- **Given records**
╭──
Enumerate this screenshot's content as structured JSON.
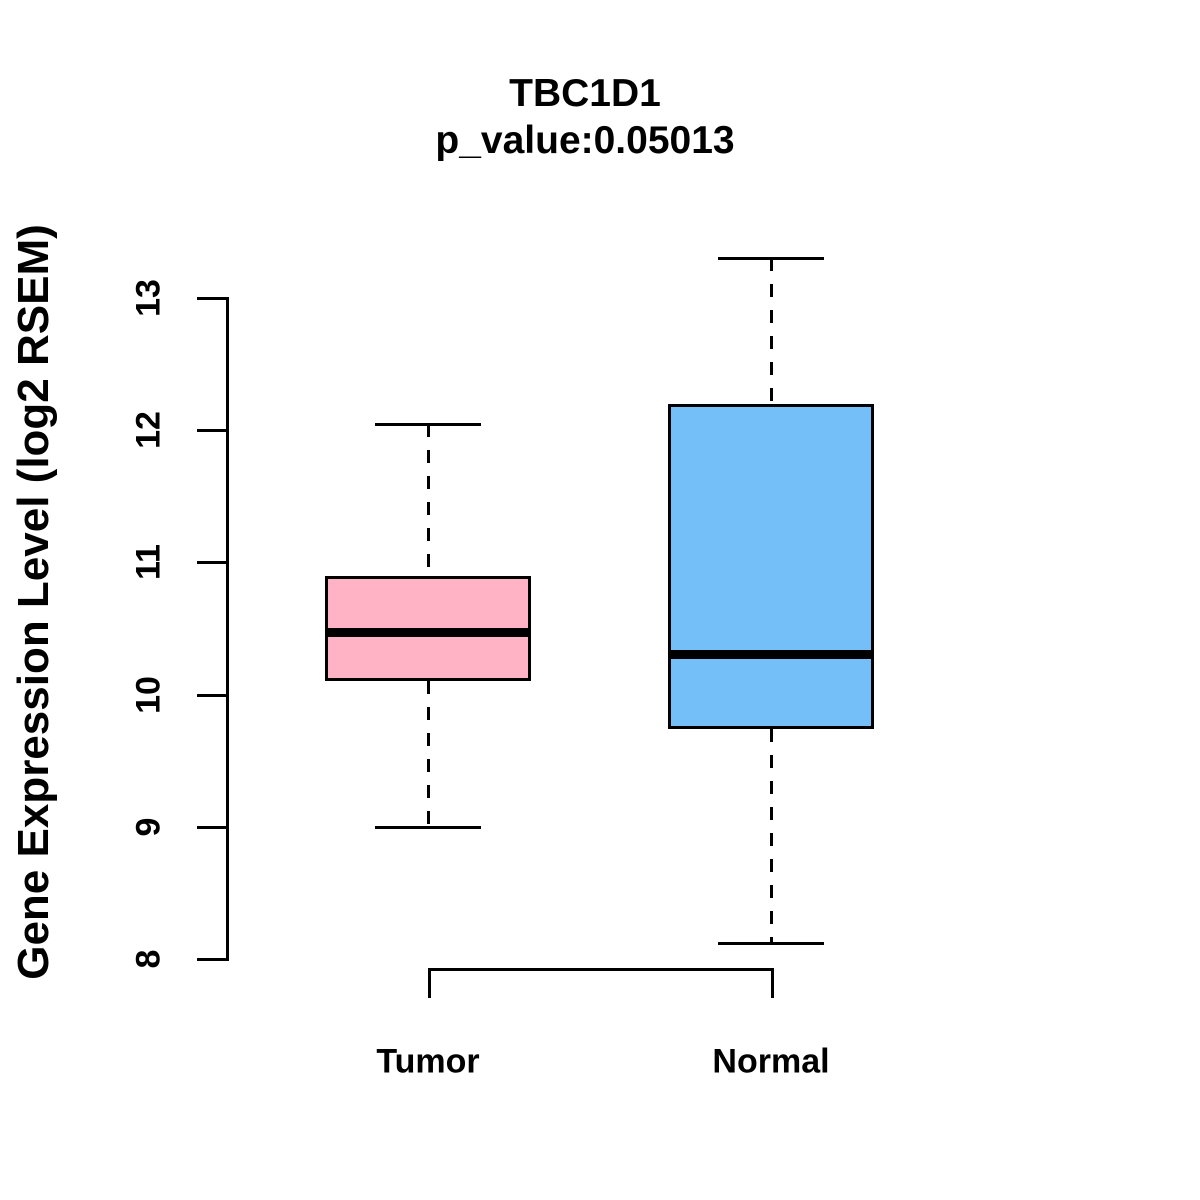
{
  "chart_data": {
    "type": "boxplot",
    "title": "TBC1D1",
    "subtitle": "p_value:0.05013",
    "p_value": 0.05013,
    "gene": "TBC1D1",
    "xlabel": "",
    "ylabel": "Gene Expression Level (log2 RSEM)",
    "ylim": [
      8,
      13.4
    ],
    "yticks": [
      "8",
      "9",
      "10",
      "11",
      "12",
      "13"
    ],
    "ytick_values": [
      8,
      9,
      10,
      11,
      12,
      13
    ],
    "grid": false,
    "legend": "none",
    "categories": [
      "Tumor",
      "Normal"
    ],
    "series": [
      {
        "name": "Tumor",
        "fill_color": "#FFB3C5",
        "whisker_low": 9.0,
        "q1": 10.1,
        "median": 10.47,
        "q3": 10.9,
        "whisker_high": 12.05
      },
      {
        "name": "Normal",
        "fill_color": "#74BFF8",
        "whisker_low": 8.12,
        "q1": 9.74,
        "median": 10.3,
        "q3": 12.2,
        "whisker_high": 13.3
      }
    ],
    "comparison_bracket": {
      "from": "Tumor",
      "to": "Normal"
    },
    "stroke_color": "#000000",
    "background_color": "#FFFFFF"
  }
}
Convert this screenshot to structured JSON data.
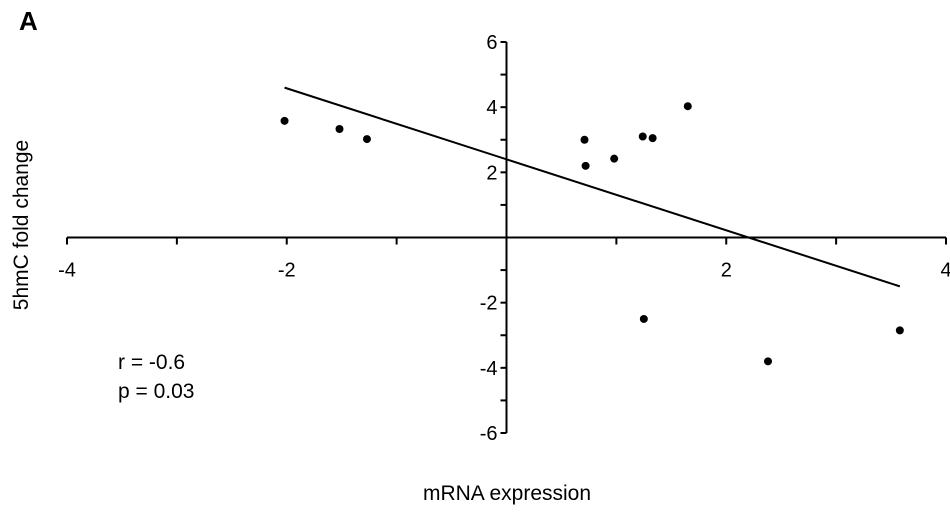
{
  "panel_label": "A",
  "stats": {
    "r": "r = -0.6",
    "p": "p = 0.03"
  },
  "chart_data": {
    "type": "scatter",
    "xlabel": "mRNA expression",
    "ylabel": "5hmC fold change",
    "xlim": [
      -4,
      4
    ],
    "ylim": [
      -6,
      6
    ],
    "xticks": [
      -4,
      -3,
      -2,
      -1,
      0,
      1,
      2,
      3,
      4
    ],
    "xtick_labels": [
      "-4",
      "",
      "-2",
      "",
      "",
      "",
      "2",
      "",
      "4"
    ],
    "yticks": [
      -6,
      -5,
      -4,
      -3,
      -2,
      -1,
      0,
      1,
      2,
      3,
      4,
      5,
      6
    ],
    "ytick_labels": [
      "-6",
      "",
      "-4",
      "",
      "-2",
      "",
      "",
      "",
      "2",
      "",
      "4",
      "",
      "6"
    ],
    "points": [
      {
        "x": -2.02,
        "y": 3.58
      },
      {
        "x": -1.52,
        "y": 3.33
      },
      {
        "x": -1.27,
        "y": 3.02
      },
      {
        "x": 0.71,
        "y": 3.0
      },
      {
        "x": 0.72,
        "y": 2.2
      },
      {
        "x": 0.98,
        "y": 2.42
      },
      {
        "x": 1.24,
        "y": 3.1
      },
      {
        "x": 1.33,
        "y": 3.05
      },
      {
        "x": 1.65,
        "y": 4.03
      },
      {
        "x": 1.25,
        "y": -2.5
      },
      {
        "x": 2.38,
        "y": -3.8
      },
      {
        "x": 3.58,
        "y": -2.85
      }
    ],
    "trend_line": {
      "x": [
        -2.02,
        3.58
      ],
      "y": [
        4.6,
        -1.5
      ]
    },
    "colors": {
      "points": "#000000",
      "line": "#000000",
      "axes": "#000000"
    }
  }
}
╰──
- **The problem**
With the pictures removed, return each record above exactly as given.

- **Reply to the task**
Enumerate this screenshot's content as structured JSON.
{
  "chart_data": {
    "type": "boxplot",
    "title": "TBC1D1",
    "subtitle": "p_value:0.05013",
    "p_value": 0.05013,
    "gene": "TBC1D1",
    "xlabel": "",
    "ylabel": "Gene Expression Level (log2 RSEM)",
    "ylim": [
      8,
      13.4
    ],
    "yticks": [
      "8",
      "9",
      "10",
      "11",
      "12",
      "13"
    ],
    "ytick_values": [
      8,
      9,
      10,
      11,
      12,
      13
    ],
    "grid": false,
    "legend": "none",
    "categories": [
      "Tumor",
      "Normal"
    ],
    "series": [
      {
        "name": "Tumor",
        "fill_color": "#FFB3C5",
        "whisker_low": 9.0,
        "q1": 10.1,
        "median": 10.47,
        "q3": 10.9,
        "whisker_high": 12.05
      },
      {
        "name": "Normal",
        "fill_color": "#74BFF8",
        "whisker_low": 8.12,
        "q1": 9.74,
        "median": 10.3,
        "q3": 12.2,
        "whisker_high": 13.3
      }
    ],
    "comparison_bracket": {
      "from": "Tumor",
      "to": "Normal"
    },
    "stroke_color": "#000000",
    "background_color": "#FFFFFF"
  }
}
Convert this screenshot to structured JSON data.
{
  "panel_label": "A",
  "stats": {
    "r": "r = -0.6",
    "p": "p = 0.03"
  },
  "chart_data": {
    "type": "scatter",
    "xlabel": "mRNA expression",
    "ylabel": "5hmC fold change",
    "xlim": [
      -4,
      4
    ],
    "ylim": [
      -6,
      6
    ],
    "xticks": [
      -4,
      -3,
      -2,
      -1,
      0,
      1,
      2,
      3,
      4
    ],
    "xtick_labels": [
      "-4",
      "",
      "-2",
      "",
      "",
      "",
      "2",
      "",
      "4"
    ],
    "yticks": [
      -6,
      -5,
      -4,
      -3,
      -2,
      -1,
      0,
      1,
      2,
      3,
      4,
      5,
      6
    ],
    "ytick_labels": [
      "-6",
      "",
      "-4",
      "",
      "-2",
      "",
      "",
      "",
      "2",
      "",
      "4",
      "",
      "6"
    ],
    "points": [
      {
        "x": -2.02,
        "y": 3.58
      },
      {
        "x": -1.52,
        "y": 3.33
      },
      {
        "x": -1.27,
        "y": 3.02
      },
      {
        "x": 0.71,
        "y": 3.0
      },
      {
        "x": 0.72,
        "y": 2.2
      },
      {
        "x": 0.98,
        "y": 2.42
      },
      {
        "x": 1.24,
        "y": 3.1
      },
      {
        "x": 1.33,
        "y": 3.05
      },
      {
        "x": 1.65,
        "y": 4.03
      },
      {
        "x": 1.25,
        "y": -2.5
      },
      {
        "x": 2.38,
        "y": -3.8
      },
      {
        "x": 3.58,
        "y": -2.85
      }
    ],
    "trend_line": {
      "x": [
        -2.02,
        3.58
      ],
      "y": [
        4.6,
        -1.5
      ]
    },
    "colors": {
      "points": "#000000",
      "line": "#000000",
      "axes": "#000000"
    }
  }
}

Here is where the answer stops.